*Excerpt*.

- - - - -

GBP Getting a Hammering - What is Your View as to Why?

Euro relative strength against sterling only won out from the end of last year. It's not so much sterling weakening as the euro strengthening. Euro has come up from the bottom of the pack in July last year to take the lead just 4 weeks ago. Perhaps your question would then more possibly be 'Why is the Euro getting pumped?'.

My earlier response stands as a fundamental analysis of why the UK economy will continue to weaken and while GBP will be subject to continual raids on its value. Some will be speculative and short term, others will be persistent and quite deliberate.

(see attached diagram covering April/12 to current)

While it's true from a technical perspective sterling is only stronger than the Yen at present, it is still trading in a narrow range along with the rest of the pack.


Relative Strength of Majors

Light Blue = Euro
White = Kiwi
Indigo = Swissy
Yellow US Dollar
Orange = Aussie
Gray = Loonie
Green = Sterling
Red = Yen

looks familiar.......not my work though ;)
 
The GBPs wkly support is / was 152.00
Monthly 1.25 - so for all those in the UK lets hope it does nt get there

definitions of a downtrend likely vary from trader to trader - and only common in that they make lower lows

can't really say exactly the method i use though - but not fractals - P.A these days is too fast for alot of the old methods and usually reverses when the old methods trigger for obvious reasons
but what ever works, should be used (imo)

Soros has just closed his shorts on the Yen and GBP - making 1 billion - but says hes thinking of re-opening GBP, not sure about his yen short

seems they are all in it together

GL
 
lowest relative to what ?

Relative to the lowest point it has been in the last 52 weeks and since then it has done as expected and crashed through this level.
 
The job of the speculators in the markets is to continually probe for weakness. Get enough of them probing at the same time and it may trigger and sustain the directional move.

- - - - -

*Data rows*.

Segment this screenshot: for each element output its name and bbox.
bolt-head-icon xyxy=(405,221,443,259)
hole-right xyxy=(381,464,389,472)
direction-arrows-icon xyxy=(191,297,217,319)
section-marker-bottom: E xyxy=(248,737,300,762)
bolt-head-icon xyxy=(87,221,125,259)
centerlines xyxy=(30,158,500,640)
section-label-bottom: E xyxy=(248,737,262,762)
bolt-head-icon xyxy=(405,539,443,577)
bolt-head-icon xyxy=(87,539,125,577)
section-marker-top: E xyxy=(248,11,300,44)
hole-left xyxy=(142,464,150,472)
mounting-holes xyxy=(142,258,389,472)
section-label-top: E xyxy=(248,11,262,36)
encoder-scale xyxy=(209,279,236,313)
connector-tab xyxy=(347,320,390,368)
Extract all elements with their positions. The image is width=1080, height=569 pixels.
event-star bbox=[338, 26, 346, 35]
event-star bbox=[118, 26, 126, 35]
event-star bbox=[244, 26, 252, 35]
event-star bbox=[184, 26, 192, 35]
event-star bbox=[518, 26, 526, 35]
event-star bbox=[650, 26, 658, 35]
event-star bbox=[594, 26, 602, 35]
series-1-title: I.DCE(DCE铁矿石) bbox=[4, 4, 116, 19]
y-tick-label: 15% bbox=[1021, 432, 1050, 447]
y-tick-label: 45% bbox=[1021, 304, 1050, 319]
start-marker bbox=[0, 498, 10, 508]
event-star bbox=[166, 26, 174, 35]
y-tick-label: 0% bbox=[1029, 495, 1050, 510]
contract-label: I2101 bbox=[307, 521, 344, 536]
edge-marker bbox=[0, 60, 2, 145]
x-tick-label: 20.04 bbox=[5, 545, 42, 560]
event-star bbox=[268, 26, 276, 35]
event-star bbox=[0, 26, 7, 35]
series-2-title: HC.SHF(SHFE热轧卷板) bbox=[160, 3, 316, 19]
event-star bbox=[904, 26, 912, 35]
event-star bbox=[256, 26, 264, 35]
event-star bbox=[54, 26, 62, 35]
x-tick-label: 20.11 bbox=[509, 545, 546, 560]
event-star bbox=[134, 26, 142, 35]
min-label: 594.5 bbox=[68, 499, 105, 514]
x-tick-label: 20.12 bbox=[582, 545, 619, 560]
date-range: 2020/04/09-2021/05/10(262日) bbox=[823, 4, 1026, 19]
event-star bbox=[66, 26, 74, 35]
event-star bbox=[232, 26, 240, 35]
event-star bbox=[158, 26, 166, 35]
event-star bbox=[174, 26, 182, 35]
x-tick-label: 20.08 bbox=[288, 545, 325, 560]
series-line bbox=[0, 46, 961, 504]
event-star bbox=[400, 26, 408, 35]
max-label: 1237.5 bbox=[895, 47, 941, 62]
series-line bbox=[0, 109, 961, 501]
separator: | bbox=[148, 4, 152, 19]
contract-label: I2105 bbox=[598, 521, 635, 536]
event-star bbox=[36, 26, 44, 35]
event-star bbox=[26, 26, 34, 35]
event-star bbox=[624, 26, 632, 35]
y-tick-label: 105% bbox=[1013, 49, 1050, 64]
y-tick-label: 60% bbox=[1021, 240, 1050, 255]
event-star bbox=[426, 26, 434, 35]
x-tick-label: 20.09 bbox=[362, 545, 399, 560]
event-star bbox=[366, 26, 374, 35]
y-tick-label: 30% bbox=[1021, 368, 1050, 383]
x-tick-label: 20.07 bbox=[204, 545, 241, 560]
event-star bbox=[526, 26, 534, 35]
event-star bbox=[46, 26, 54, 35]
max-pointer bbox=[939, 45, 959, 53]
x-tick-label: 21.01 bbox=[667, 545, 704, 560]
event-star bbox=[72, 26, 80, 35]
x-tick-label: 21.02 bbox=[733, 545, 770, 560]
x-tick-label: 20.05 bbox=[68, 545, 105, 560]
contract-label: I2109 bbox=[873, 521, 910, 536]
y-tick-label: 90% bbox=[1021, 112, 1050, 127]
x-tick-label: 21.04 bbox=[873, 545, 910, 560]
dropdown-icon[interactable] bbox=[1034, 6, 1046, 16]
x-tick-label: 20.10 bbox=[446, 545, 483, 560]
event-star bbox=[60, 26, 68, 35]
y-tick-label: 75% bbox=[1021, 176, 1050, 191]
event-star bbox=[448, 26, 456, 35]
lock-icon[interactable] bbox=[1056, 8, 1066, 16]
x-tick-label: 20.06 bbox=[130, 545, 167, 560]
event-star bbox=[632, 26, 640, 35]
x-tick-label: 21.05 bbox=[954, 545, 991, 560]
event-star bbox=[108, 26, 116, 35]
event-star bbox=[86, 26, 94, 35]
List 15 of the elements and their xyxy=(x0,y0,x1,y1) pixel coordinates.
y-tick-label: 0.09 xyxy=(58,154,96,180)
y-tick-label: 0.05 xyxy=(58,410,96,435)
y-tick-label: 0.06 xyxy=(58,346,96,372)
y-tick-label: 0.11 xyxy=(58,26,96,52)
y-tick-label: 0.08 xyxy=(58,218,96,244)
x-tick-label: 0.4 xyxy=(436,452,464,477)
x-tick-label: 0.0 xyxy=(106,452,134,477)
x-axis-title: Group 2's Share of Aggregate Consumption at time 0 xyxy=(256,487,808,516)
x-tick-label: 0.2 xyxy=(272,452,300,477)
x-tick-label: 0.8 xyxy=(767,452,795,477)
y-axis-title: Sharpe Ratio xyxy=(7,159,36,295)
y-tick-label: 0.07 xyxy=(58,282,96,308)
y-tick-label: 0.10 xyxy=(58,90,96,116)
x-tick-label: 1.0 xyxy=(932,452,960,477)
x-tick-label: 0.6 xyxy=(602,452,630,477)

- - - - -

*Written request*. In the discussion of the pound's slide above, translate this sentence into Spanish: "The job of the speculators in the markets is to continually probe for weakness."

*Response to the exercise*. El trabajo de los especuladores en los mercados es sondear continuamente en busca de debilidades.